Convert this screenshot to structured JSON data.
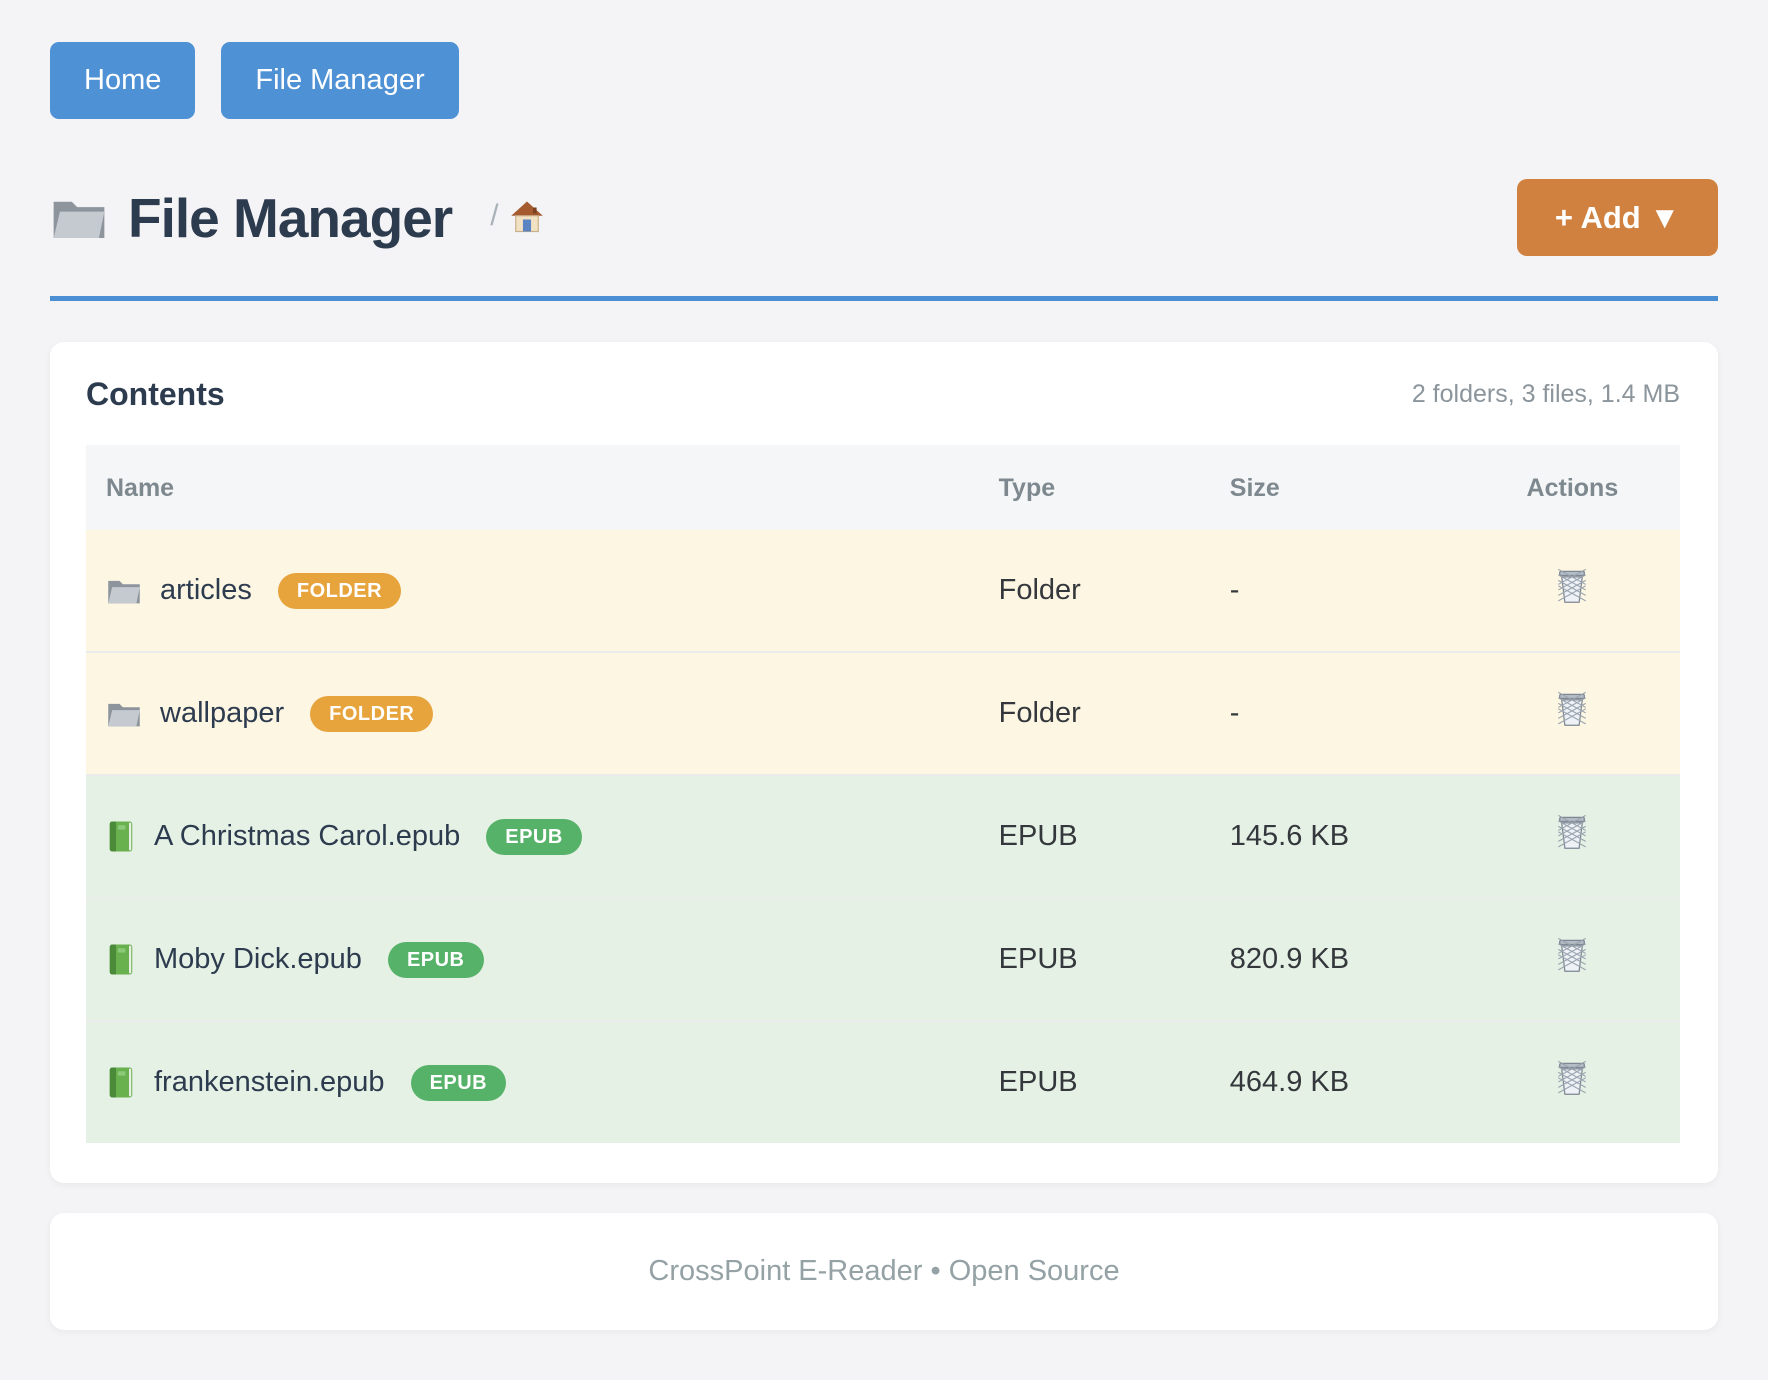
{
  "nav": {
    "buttons": [
      {
        "label": "Home"
      },
      {
        "label": "File Manager"
      }
    ]
  },
  "header": {
    "title": "File Manager",
    "title_icon": "folder-icon",
    "breadcrumb_separator": "/",
    "breadcrumb_home_icon": "house-icon",
    "add_button_label": "+ Add ▼"
  },
  "content_card": {
    "title": "Contents",
    "summary": "2 folders, 3 files, 1.4 MB",
    "table": {
      "columns": [
        "Name",
        "Type",
        "Size",
        "Actions"
      ],
      "rows": [
        {
          "name": "articles",
          "badge": "FOLDER",
          "type": "Folder",
          "size": "-",
          "kind": "folder",
          "icon": "folder-icon",
          "action_icon": "trash-icon"
        },
        {
          "name": "wallpaper",
          "badge": "FOLDER",
          "type": "Folder",
          "size": "-",
          "kind": "folder",
          "icon": "folder-icon",
          "action_icon": "trash-icon"
        },
        {
          "name": "A Christmas Carol.epub",
          "badge": "EPUB",
          "type": "EPUB",
          "size": "145.6 KB",
          "kind": "epub",
          "icon": "book-icon",
          "action_icon": "trash-icon"
        },
        {
          "name": "Moby Dick.epub",
          "badge": "EPUB",
          "type": "EPUB",
          "size": "820.9 KB",
          "kind": "epub",
          "icon": "book-icon",
          "action_icon": "trash-icon"
        },
        {
          "name": "frankenstein.epub",
          "badge": "EPUB",
          "type": "EPUB",
          "size": "464.9 KB",
          "kind": "epub",
          "icon": "book-icon",
          "action_icon": "trash-icon"
        }
      ]
    }
  },
  "footer": {
    "text": "CrossPoint E-Reader • Open Source"
  },
  "colors": {
    "accent_blue": "#4e91d5",
    "hr_blue": "#4a8fd3",
    "accent_orange": "#d0813f",
    "badge_folder": "#e7a33c",
    "badge_epub": "#57b269",
    "row_folder_bg": "#fdf6e3",
    "row_epub_bg": "#e5f1e5",
    "title_color": "#2d3b4e",
    "page_bg": "#f4f4f6"
  }
}
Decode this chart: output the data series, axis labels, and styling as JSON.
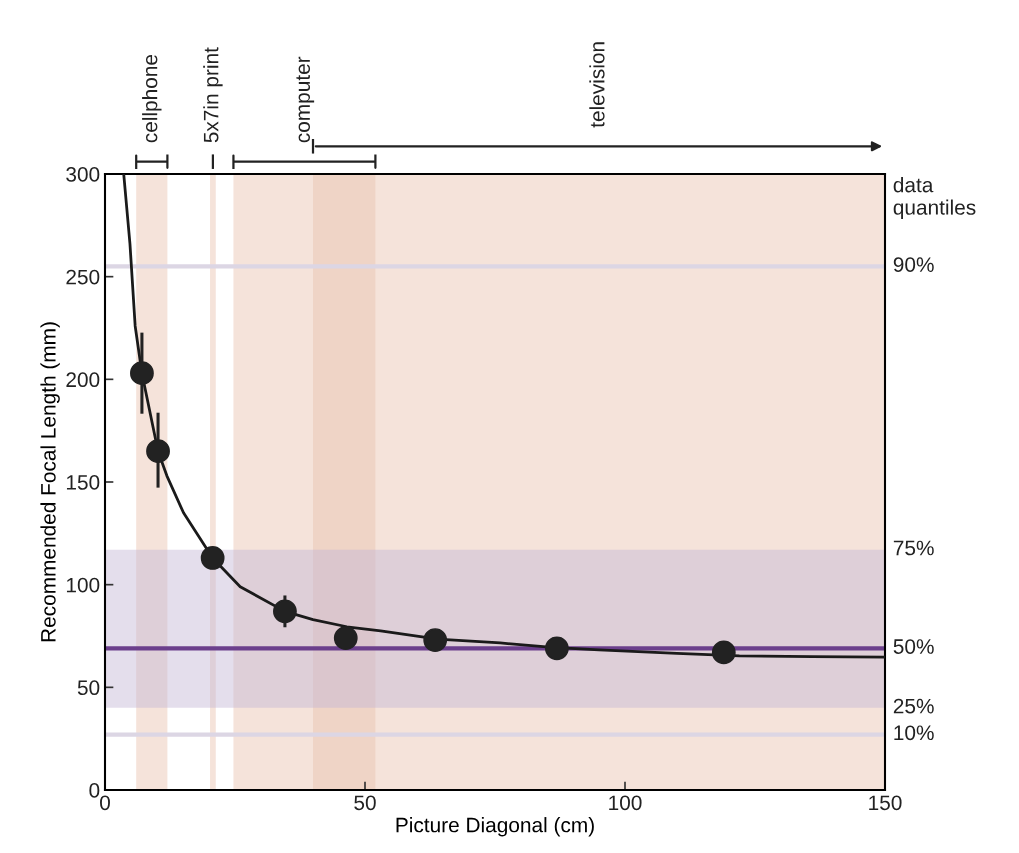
{
  "chart_data": {
    "type": "scatter",
    "xlabel": "Picture Diagonal (cm)",
    "ylabel": "Recommended Focal Length (mm)",
    "xlim": [
      0,
      150
    ],
    "ylim": [
      0,
      300
    ],
    "xticks": [
      0,
      50,
      100,
      150
    ],
    "yticks": [
      0,
      50,
      100,
      150,
      200,
      250,
      300
    ],
    "grid": false,
    "series": [
      {
        "type": "line",
        "color": "#1a1a1a",
        "marker": "none",
        "line_style": "solid",
        "x": [
          3.6,
          4.8,
          5.8,
          7.1,
          10.2,
          11.9,
          15.1,
          20.7,
          26,
          34.6,
          40,
          46.5,
          53,
          57,
          64,
          76,
          86,
          95,
          110,
          122,
          136,
          150
        ],
        "values": [
          300,
          266,
          226,
          203,
          165,
          153,
          135,
          113,
          99,
          87,
          83,
          79.5,
          77.5,
          76,
          73.5,
          71.6,
          69.5,
          68.2,
          66.5,
          65.3,
          65,
          64.7
        ]
      },
      {
        "color": "#222222",
        "marker": "circle",
        "x": [
          7.1,
          10.2,
          20.7,
          34.6,
          46.3,
          63.5,
          86.9,
          119
        ],
        "values": [
          203,
          165,
          113,
          87,
          74,
          73,
          69,
          67
        ],
        "errors": [
          [
            184,
            222
          ],
          [
            148,
            183
          ],
          null,
          [
            80,
            94
          ],
          null,
          null,
          null,
          null
        ]
      }
    ],
    "bands": [
      {
        "axis": "x",
        "from": 6,
        "to": 12,
        "label": "cellphone",
        "color": "#e8c2ae"
      },
      {
        "axis": "x",
        "from": 20.2,
        "to": 21.3,
        "label": "5x7in print",
        "color": "#e8c2ae"
      },
      {
        "axis": "x",
        "from": 24.7,
        "to": 52,
        "label": "computer",
        "color": "#e8c2ae"
      },
      {
        "axis": "x",
        "from": 40,
        "to": 150,
        "label": "television",
        "color": "#e8c2ae"
      },
      {
        "axis": "y",
        "from": 40,
        "to": 117,
        "color": "#c4b6d4"
      }
    ],
    "ref_lines": [
      {
        "axis": "y",
        "value": 255,
        "color": "#dcd6e4"
      },
      {
        "axis": "y",
        "value": 69,
        "color": "#6b3f8c"
      },
      {
        "axis": "y",
        "value": 27,
        "color": "#dcd6e4"
      }
    ],
    "annotations": [
      "data quantiles",
      "90%",
      "75%",
      "50%",
      "25%",
      "10%"
    ]
  }
}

◆ **Set exercise**: From the data above, copy each line where the string "Manager" appears.

◆ **Response for this exercise**:
        "label": "File Manager"
    "title": "File Manager",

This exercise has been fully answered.